#### Task brief
Copy every line of the data that includes the string "dealer".

#### Records shown
----------

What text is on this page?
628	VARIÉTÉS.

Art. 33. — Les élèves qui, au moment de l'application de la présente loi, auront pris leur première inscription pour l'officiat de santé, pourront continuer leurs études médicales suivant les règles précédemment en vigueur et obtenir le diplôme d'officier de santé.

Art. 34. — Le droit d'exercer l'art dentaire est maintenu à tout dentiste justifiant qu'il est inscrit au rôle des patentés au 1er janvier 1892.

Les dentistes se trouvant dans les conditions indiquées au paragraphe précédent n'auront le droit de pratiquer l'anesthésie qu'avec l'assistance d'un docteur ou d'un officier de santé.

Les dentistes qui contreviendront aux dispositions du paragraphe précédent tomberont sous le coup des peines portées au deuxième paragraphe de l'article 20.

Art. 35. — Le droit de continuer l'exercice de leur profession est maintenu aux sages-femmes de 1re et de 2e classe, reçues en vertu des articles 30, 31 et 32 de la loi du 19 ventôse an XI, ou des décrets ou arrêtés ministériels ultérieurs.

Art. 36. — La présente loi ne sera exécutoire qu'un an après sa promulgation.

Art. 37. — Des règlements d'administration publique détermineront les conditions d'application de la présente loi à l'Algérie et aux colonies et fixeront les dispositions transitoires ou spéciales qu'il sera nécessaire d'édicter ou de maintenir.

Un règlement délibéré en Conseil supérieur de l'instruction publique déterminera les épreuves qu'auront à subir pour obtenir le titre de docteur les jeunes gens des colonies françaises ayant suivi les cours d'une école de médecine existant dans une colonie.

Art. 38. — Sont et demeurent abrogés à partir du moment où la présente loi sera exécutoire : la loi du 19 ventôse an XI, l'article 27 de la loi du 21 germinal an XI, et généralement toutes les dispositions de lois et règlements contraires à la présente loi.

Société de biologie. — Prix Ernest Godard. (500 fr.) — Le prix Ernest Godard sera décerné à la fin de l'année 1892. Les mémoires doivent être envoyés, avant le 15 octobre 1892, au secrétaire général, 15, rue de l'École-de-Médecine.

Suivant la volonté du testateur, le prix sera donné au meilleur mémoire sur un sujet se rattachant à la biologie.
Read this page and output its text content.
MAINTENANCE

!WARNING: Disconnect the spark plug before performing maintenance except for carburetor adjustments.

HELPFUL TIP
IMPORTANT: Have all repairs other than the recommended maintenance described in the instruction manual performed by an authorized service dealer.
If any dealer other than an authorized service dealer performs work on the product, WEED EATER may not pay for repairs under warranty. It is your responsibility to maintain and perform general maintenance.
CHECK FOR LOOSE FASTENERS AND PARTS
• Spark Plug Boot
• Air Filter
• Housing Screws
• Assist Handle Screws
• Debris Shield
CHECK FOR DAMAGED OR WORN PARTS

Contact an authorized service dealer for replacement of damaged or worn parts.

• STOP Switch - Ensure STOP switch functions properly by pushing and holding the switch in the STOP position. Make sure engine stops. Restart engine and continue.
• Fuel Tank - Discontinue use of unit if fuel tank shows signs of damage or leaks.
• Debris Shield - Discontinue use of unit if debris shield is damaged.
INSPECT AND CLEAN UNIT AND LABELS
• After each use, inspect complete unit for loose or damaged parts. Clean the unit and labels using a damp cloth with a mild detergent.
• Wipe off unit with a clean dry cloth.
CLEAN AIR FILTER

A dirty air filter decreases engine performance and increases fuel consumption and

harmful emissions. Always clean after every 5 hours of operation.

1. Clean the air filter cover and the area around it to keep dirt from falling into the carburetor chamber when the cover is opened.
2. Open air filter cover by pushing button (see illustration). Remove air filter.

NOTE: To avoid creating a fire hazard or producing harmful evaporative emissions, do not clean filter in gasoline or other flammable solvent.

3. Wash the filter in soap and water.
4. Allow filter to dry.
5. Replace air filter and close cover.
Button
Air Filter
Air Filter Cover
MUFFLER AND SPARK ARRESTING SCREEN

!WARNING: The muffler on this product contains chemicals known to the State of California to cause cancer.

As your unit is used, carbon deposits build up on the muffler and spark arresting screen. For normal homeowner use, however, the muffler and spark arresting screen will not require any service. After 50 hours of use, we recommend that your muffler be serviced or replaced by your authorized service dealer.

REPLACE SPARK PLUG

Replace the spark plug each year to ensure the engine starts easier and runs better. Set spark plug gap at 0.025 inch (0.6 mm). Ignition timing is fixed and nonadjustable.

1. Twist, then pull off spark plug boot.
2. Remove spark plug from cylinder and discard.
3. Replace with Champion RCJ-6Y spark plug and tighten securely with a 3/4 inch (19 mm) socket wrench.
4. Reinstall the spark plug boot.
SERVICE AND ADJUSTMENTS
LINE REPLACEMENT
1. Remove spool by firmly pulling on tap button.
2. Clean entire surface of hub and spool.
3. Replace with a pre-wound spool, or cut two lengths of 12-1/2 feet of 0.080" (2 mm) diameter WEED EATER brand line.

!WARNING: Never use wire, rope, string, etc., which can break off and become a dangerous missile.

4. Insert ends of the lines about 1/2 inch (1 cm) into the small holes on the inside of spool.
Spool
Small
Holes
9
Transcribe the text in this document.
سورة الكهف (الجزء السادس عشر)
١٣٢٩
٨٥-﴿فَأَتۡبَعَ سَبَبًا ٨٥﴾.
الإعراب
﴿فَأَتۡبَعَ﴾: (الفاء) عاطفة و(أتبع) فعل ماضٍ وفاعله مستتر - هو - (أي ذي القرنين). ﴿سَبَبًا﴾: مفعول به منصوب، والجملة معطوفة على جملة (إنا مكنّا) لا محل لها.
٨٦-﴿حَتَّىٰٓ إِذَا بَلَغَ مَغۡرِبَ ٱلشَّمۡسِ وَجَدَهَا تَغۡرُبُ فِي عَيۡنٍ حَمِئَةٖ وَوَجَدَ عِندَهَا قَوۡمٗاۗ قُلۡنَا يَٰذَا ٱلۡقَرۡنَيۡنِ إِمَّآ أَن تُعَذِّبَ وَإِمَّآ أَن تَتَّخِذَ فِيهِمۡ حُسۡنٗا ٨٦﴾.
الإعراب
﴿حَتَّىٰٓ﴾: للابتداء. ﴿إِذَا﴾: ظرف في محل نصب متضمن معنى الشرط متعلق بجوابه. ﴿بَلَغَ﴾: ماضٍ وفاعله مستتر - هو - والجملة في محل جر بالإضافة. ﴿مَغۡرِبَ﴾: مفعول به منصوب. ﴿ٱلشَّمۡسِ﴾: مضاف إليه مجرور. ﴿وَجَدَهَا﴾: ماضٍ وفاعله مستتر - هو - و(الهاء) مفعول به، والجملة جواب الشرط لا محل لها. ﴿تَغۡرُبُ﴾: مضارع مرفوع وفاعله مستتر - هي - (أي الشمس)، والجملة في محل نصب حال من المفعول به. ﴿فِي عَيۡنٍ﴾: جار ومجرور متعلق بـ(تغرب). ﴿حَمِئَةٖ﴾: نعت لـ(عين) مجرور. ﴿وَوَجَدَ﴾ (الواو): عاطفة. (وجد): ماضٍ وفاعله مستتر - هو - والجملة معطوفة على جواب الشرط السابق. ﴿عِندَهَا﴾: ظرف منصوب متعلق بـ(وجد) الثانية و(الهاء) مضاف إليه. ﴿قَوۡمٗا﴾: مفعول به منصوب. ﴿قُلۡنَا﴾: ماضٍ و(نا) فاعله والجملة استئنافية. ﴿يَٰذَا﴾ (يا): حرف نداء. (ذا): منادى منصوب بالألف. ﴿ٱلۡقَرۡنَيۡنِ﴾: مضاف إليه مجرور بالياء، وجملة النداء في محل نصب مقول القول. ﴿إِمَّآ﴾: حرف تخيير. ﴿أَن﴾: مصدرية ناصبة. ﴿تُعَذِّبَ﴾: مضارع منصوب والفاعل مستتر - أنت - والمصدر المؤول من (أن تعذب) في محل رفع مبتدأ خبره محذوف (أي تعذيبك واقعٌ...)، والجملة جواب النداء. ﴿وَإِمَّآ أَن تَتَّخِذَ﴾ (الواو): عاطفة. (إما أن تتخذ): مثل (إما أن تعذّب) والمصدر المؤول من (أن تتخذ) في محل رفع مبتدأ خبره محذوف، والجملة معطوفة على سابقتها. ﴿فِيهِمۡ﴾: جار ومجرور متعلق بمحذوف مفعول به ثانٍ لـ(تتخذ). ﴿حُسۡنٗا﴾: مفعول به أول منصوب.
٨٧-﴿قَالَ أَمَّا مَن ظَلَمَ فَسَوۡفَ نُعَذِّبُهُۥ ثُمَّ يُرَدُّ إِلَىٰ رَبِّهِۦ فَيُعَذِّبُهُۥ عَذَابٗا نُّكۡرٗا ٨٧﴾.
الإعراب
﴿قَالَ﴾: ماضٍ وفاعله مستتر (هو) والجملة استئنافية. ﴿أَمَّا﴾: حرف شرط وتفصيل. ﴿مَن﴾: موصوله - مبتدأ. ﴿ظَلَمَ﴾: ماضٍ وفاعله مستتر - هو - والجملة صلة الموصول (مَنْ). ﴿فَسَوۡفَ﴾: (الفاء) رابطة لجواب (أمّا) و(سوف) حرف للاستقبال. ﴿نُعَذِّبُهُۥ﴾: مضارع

----------

#### Answer to the exercise
IMPORTANT: Have all repairs other than the recommended maintenance described in the instruction manual performed by an authorized service dealer.
If any dealer other than an authorized service dealer performs work on the product, WEED EATER may not pay for repairs under warranty. It is your responsibility to maintain and perform general maintenance.
Contact an authorized service dealer for replacement of damaged or worn parts.
As your unit is used, carbon deposits build up on the muffler and spark arresting screen. For normal homeowner use, however, the muffler and spark arresting screen will not require any service. After 50 hours of use, we recommend that your muffler be serviced or replaced by your authorized service dealer.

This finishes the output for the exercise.